%%

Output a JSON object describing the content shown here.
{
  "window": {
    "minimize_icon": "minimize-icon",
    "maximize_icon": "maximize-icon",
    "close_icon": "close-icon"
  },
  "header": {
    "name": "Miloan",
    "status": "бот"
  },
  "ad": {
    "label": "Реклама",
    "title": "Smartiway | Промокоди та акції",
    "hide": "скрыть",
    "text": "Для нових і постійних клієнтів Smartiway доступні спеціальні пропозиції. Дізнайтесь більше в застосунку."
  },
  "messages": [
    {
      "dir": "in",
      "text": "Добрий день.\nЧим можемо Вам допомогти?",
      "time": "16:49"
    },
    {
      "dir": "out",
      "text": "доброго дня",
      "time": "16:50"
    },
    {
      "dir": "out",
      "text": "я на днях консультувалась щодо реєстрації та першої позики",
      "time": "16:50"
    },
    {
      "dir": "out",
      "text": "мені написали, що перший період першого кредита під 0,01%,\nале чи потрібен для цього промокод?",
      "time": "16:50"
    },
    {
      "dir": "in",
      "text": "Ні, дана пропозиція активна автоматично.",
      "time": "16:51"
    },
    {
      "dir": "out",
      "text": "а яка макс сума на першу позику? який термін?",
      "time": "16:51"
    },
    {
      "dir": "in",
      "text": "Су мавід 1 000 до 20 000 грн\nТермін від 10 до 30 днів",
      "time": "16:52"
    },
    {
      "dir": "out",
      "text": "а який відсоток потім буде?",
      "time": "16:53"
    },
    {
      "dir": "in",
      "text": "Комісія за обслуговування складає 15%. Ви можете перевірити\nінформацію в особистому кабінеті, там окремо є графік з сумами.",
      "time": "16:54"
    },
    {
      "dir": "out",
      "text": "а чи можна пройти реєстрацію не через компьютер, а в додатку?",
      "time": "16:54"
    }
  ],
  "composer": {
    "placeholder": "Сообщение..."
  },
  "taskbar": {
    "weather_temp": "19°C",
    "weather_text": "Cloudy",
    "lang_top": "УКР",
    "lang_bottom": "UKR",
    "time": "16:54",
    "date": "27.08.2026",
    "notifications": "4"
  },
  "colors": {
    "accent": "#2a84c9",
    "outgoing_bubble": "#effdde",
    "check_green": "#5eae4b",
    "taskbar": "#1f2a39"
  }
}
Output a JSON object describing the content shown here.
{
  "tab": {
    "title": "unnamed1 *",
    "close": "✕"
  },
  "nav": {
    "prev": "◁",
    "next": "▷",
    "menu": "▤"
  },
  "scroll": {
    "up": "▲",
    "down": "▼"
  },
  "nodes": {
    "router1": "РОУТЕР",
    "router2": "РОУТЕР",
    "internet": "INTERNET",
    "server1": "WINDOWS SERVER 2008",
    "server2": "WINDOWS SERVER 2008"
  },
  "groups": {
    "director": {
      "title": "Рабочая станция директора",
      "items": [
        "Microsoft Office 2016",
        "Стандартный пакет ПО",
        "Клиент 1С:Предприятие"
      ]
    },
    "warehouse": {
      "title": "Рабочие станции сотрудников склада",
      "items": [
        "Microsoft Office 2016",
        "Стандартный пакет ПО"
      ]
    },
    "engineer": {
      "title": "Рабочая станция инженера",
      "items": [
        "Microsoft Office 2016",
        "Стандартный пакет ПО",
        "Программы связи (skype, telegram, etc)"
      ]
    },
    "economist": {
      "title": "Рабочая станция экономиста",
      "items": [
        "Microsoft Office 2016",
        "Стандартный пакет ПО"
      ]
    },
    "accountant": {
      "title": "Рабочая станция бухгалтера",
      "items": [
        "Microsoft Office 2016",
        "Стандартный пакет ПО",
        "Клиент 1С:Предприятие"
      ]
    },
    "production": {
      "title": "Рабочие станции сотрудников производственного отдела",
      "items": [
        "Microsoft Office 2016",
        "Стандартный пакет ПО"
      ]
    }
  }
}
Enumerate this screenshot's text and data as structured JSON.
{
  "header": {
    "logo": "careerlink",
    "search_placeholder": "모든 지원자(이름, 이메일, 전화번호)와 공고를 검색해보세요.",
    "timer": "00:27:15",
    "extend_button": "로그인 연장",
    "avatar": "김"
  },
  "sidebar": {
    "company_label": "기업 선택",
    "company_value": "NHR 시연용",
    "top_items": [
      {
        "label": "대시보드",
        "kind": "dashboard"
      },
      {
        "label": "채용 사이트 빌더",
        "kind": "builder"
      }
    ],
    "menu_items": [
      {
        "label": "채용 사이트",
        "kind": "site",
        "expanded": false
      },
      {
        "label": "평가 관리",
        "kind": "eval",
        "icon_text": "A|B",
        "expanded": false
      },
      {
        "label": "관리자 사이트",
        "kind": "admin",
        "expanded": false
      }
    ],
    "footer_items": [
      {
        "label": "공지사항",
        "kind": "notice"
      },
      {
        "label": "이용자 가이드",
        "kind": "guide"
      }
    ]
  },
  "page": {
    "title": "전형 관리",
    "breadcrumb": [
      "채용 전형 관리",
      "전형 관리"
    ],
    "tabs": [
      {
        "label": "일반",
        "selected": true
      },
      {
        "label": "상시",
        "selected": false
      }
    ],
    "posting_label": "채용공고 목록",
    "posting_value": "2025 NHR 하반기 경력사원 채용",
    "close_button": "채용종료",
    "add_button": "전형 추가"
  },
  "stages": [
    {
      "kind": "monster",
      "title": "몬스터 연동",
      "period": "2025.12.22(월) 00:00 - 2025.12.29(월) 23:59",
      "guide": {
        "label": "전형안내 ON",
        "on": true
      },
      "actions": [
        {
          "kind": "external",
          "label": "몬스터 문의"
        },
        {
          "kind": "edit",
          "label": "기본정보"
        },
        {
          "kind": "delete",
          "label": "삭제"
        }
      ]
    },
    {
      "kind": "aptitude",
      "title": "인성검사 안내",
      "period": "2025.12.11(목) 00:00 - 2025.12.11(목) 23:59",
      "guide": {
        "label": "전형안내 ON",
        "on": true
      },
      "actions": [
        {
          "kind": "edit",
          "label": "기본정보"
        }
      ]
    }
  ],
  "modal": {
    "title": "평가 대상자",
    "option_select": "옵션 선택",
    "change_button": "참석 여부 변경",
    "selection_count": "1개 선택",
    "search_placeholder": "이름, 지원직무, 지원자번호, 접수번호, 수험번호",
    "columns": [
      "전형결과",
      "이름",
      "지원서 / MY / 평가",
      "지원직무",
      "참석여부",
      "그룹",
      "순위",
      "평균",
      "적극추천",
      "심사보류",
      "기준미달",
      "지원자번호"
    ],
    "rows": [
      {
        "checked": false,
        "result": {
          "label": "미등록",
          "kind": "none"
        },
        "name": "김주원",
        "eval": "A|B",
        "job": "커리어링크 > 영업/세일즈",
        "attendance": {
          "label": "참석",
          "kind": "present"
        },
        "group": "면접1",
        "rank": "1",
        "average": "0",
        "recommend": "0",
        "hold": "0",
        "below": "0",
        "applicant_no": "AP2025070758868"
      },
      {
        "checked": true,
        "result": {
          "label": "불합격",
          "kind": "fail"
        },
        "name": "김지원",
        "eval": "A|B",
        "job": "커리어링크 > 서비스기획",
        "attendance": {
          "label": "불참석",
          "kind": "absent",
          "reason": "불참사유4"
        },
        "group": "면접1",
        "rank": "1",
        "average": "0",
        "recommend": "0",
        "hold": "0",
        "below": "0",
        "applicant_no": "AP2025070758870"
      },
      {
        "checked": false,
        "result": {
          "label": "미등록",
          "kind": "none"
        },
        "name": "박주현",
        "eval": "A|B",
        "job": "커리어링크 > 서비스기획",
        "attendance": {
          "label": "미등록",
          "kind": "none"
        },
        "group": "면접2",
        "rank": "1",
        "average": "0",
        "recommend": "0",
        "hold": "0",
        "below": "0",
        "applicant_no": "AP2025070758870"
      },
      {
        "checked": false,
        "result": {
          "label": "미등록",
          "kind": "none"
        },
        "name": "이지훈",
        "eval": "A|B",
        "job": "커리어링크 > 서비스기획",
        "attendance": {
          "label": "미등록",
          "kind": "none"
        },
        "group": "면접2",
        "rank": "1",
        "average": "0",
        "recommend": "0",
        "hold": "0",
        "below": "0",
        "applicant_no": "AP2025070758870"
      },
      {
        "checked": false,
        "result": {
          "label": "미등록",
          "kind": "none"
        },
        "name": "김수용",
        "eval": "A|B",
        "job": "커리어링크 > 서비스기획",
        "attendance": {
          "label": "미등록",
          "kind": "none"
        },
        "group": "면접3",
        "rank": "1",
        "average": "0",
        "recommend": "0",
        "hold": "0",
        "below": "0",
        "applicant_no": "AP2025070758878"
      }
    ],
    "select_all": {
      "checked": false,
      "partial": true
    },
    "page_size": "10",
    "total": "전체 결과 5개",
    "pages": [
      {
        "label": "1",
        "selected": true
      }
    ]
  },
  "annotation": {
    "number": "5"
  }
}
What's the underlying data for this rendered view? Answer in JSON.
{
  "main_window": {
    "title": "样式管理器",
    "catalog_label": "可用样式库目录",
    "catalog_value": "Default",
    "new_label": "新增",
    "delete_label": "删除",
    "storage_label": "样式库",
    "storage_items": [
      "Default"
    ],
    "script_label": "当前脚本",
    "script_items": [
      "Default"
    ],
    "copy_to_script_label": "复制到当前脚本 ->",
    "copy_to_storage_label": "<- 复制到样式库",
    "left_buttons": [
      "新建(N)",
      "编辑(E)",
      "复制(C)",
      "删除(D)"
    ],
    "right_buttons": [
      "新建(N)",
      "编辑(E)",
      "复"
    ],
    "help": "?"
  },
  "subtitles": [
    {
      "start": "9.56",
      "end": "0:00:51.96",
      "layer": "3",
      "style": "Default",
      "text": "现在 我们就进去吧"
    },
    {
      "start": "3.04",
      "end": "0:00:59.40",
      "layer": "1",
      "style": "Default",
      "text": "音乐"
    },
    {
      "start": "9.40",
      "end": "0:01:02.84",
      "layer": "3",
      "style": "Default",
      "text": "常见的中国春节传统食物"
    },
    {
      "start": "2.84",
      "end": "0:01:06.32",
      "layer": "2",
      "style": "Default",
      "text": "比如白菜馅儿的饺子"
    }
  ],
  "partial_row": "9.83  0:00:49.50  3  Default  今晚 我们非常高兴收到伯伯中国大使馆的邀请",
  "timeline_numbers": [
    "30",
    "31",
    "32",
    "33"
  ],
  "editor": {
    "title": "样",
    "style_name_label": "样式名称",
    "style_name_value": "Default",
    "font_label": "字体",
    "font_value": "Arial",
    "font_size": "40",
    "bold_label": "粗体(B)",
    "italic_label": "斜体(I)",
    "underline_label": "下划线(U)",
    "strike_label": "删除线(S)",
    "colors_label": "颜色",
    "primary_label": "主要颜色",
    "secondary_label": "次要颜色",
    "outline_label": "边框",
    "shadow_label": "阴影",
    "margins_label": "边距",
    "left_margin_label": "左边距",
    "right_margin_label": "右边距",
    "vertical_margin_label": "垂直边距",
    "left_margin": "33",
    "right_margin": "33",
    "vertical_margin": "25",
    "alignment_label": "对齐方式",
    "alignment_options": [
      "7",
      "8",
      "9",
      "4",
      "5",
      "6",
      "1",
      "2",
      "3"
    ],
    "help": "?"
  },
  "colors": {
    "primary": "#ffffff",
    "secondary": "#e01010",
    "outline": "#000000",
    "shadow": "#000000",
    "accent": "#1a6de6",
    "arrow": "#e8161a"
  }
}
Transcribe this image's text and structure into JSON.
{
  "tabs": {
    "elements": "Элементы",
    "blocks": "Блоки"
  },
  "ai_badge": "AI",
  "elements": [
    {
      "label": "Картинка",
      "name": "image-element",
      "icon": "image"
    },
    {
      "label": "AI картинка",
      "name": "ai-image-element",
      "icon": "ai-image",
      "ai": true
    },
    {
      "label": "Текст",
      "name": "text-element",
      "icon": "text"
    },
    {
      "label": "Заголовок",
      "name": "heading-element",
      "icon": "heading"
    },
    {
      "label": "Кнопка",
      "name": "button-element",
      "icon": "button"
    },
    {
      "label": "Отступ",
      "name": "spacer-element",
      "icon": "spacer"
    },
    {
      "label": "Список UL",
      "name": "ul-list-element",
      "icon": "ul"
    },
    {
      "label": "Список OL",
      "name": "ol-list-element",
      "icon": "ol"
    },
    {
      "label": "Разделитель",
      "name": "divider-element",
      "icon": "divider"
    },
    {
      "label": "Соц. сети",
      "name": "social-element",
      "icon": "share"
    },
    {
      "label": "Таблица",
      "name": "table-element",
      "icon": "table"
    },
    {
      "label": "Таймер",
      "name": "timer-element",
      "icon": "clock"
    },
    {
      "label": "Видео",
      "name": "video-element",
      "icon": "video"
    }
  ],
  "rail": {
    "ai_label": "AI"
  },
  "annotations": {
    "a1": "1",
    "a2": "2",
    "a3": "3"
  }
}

%%

[WRITTEN EXERCISE] Find each line in the records holding the string "станции" and show it.

[FULL OUTPUT]
      "title": "Рабочие станции сотрудников склада",
      "title": "Рабочие станции сотрудников производственного отдела",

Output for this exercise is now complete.